====== GIVEN RECORDS ======

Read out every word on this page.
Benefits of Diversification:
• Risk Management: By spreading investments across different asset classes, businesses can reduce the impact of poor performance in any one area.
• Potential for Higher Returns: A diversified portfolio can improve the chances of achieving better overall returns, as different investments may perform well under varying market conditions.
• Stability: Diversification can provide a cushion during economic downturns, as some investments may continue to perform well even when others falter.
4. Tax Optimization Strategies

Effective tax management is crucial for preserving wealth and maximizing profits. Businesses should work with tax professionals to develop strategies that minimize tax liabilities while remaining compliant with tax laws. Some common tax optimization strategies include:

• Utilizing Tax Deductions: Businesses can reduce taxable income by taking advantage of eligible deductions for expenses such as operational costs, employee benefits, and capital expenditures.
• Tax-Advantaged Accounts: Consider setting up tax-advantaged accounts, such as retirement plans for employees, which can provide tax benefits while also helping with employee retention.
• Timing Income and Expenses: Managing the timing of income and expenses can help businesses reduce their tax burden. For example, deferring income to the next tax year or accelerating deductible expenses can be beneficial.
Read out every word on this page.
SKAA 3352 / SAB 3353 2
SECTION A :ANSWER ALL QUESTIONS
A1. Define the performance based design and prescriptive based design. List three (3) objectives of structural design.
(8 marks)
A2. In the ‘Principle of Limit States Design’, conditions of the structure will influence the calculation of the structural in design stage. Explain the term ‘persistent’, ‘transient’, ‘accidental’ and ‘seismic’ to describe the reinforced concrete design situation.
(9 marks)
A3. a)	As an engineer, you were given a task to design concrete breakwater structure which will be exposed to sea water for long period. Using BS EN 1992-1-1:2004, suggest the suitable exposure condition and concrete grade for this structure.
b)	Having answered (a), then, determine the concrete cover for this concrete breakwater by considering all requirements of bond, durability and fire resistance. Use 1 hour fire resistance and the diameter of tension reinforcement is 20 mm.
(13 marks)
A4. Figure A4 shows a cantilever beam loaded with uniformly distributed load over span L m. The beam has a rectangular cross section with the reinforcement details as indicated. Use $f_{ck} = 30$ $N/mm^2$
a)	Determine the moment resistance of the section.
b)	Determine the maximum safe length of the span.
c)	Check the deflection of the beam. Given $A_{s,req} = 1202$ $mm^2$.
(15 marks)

======

- **REQUEST**:
Repeat the records exactly, including every line.

- **ANSWER TO THE EXERCISE**:
Read out every word on this page.
Benefits of Diversification:
• Risk Management: By spreading investments across different asset classes, businesses can reduce the impact of poor performance in any one area.
• Potential for Higher Returns: A diversified portfolio can improve the chances of achieving better overall returns, as different investments may perform well under varying market conditions.
• Stability: Diversification can provide a cushion during economic downturns, as some investments may continue to perform well even when others falter.
4. Tax Optimization Strategies

Effective tax management is crucial for preserving wealth and maximizing profits. Businesses should work with tax professionals to develop strategies that minimize tax liabilities while remaining compliant with tax laws. Some common tax optimization strategies include:

• Utilizing Tax Deductions: Businesses can reduce taxable income by taking advantage of eligible deductions for expenses such as operational costs, employee benefits, and capital expenditures.
• Tax-Advantaged Accounts: Consider setting up tax-advantaged accounts, such as retirement plans for employees, which can provide tax benefits while also helping with employee retention.
• Timing Income and Expenses: Managing the timing of income and expenses can help businesses reduce their tax burden. For example, deferring income to the next tax year or accelerating deductible expenses can be beneficial.
Read out every word on this page.
SKAA 3352 / SAB 3353 2
SECTION A :ANSWER ALL QUESTIONS
A1. Define the performance based design and prescriptive based design. List three (3) objectives of structural design.
(8 marks)
A2. In the ‘Principle of Limit States Design’, conditions of the structure will influence the calculation of the structural in design stage. Explain the term ‘persistent’, ‘transient’, ‘accidental’ and ‘seismic’ to describe the reinforced concrete design situation.
(9 marks)
A3. a)	As an engineer, you were given a task to design concrete breakwater structure which will be exposed to sea water for long period. Using BS EN 1992-1-1:2004, suggest the suitable exposure condition and concrete grade for this structure.
b)	Having answered (a), then, determine the concrete cover for this concrete breakwater by considering all requirements of bond, durability and fire resistance. Use 1 hour fire resistance and the diameter of tension reinforcement is 20 mm.
(13 marks)
A4. Figure A4 shows a cantilever beam loaded with uniformly distributed load over span L m. The beam has a rectangular cross section with the reinforcement details as indicated. Use $f_{ck} = 30$ $N/mm^2$
a)	Determine the moment resistance of the section.
b)	Determine the maximum safe length of the span.
c)	Check the deflection of the beam. Given $A_{s,req} = 1202$ $mm^2$.
(15 marks)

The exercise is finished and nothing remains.